Stored records:

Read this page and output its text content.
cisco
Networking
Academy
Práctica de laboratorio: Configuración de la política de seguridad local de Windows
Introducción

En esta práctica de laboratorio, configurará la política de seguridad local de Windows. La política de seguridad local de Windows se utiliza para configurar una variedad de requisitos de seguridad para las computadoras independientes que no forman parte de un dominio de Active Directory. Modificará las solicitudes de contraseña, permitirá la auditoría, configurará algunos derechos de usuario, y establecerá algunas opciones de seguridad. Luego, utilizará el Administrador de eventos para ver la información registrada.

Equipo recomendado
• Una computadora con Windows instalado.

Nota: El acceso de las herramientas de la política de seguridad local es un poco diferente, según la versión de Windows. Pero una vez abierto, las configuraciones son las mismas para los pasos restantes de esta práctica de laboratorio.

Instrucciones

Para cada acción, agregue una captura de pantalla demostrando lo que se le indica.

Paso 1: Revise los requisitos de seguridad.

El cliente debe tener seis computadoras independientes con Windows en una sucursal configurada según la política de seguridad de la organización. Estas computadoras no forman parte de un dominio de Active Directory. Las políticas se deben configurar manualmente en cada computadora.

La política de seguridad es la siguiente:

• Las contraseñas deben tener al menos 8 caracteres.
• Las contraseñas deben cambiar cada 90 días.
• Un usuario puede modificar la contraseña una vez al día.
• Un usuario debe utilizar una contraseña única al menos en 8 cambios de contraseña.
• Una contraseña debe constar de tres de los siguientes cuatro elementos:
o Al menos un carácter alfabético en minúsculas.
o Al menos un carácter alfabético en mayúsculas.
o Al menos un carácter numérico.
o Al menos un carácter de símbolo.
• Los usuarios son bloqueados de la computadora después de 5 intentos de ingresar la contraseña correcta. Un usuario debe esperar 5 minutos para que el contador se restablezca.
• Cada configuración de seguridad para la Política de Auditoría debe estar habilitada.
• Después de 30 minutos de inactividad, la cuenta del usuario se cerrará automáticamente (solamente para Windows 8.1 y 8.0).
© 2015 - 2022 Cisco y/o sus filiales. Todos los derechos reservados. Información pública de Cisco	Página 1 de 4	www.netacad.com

Aim: Pull out every line of the records above that contains the word "deben".

The reply:
El cliente debe tener seis computadoras independientes con Windows en una sucursal configurada según la política de seguridad de la organización. Estas computadoras no forman parte de un dominio de Active Directory. Las políticas se deben configurar manualmente en cada computadora.
• Las contraseñas deben tener al menos 8 caracteres.
• Las contraseñas deben cambiar cada 90 días.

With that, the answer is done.